Texte à lire:

'''

UN MASSACRE À L'ÉCHELLE DU MONDE
« Car la République aura mobilisé, dès les premiers jours, une armée certes puissante et ardente… mais sous-équipée. Et maintes erreurs furent commises.
« Plus tard, le général Charles de Gaulle rendit un jugement sans appel : cette armée était dépourvue d’artillerie lourde, médiocrement outillée en moyens de transmissions, d’observation, et de transport. En ses débuts, les soldats portaient encore les uniformes hérités de ceux des guerres passées, avec les fameux pantalons rouge garance qui faisaient d'eux des cibles de choix…
« Pensant aux disparus, on ne peut omettre les fusillés pour l'exemple, accusés de s'être mutilés pour ne pas aller au front : plus de 600 Français, dont le Six-Fournais Augustin Odde, 22 ans, exécuté sans raison après un procès sommaire, dont la condamnation à mort a été annulée... un mois après son exécution. Il appartenait au XVème corps, une unité composée de soldats provençaux et corses, injustement accusée de lâcheté par ses chefs, heureusement réhabilitée par notre peuple du Midi lui-même, et dont le nom a été donné à des lieux publics par nombre de communes, dont la nôtre.

'''

Consignes:
• a. Pour chacune des affirmations suivantes, indiquez par oui ou par non si elle concorde avec le texte sur l'armée de la République, en citant les mots exacts qui tranchent : (i) l'armée mobilisée dès les premiers jours était bien équipée ; (ii) Augustin Odde avait 22 ans ; (iii) le XVème corps était composé de soldats bretons.
• b. D'après le texte sur l'armée de la République, combien de Français ont été fusillés pour l'exemple ?
• c. Poursuivez le texte sur l'armée de la République à partir de sa dernière phrase.
Le matériel qui vient ensuite n'a aucun rapport avec le texte sur l'armée de la République.

Données disponibles:

'''

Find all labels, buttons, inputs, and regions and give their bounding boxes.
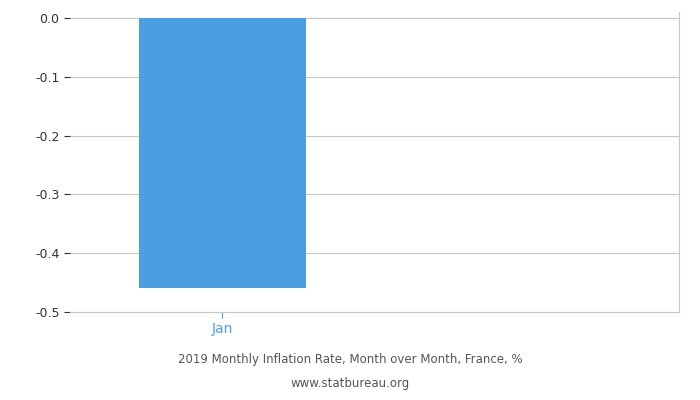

'''

Réponses attendues:
• a.
(i) Non : « une armée certes puissante et ardente… mais sous-équipée ».
(ii) Oui : « Augustin Odde, 22 ans ».
(iii) Non : « une unité composée de soldats provençaux et corses ».

• b. Plus de 600.

• c.
« Un massacre à l'échelle du Monde. Et pourtant le pays tint bon. Et vint le jour où il fut en mesure de saisir la victoire.
« C’est là, quelque part, son génie : l’amour de la patrie, la fureur, l’espoir, le dévouement, l’idée selon laquelle, si l’on gagnait, il n’y aurait plus de guerre.
DU TRAITÉ DE VERSAILLES À LA SECONDE GUERRE MONDIALE
« Des années plus tard, la question est formulée d’imputer, ou pas, aux conditions posées par l’armistice la responsabilité de la seconde guerre mondiale qui, une génération après, fit plus de 60 millions de morts.
« Parce que, d’une part, l’armistice préserva l’Allemagne dans certaines de ses ressources militaires de crainte que les spartakistes pro-bolcheviks ne s’emparent du pouvoir ; et, d’autre part, il est évoqué une forme d’humiliation propice à un désir de vengeance.
« La certitude historique quasi générale aujourd'hui est que les analyses sur lesquelles on a construit la paix après 1918 étaient fausses parce que soumises aux calculs revanchards des vainqueurs et à l’idéalisme américain. De fait, le responsable est le Traité de Versailles et la façon dont il a été appliqué. L’introduction des fameuses clauses humiliantes est un rajout tardif. On a d'ailleurs reproché au social-démocrate allemand Ebert d’avoir dit aux militaires "je vous salue, vous qui rentrez invaincus des champs de bataille". C’était fait pour se concilier l’armée.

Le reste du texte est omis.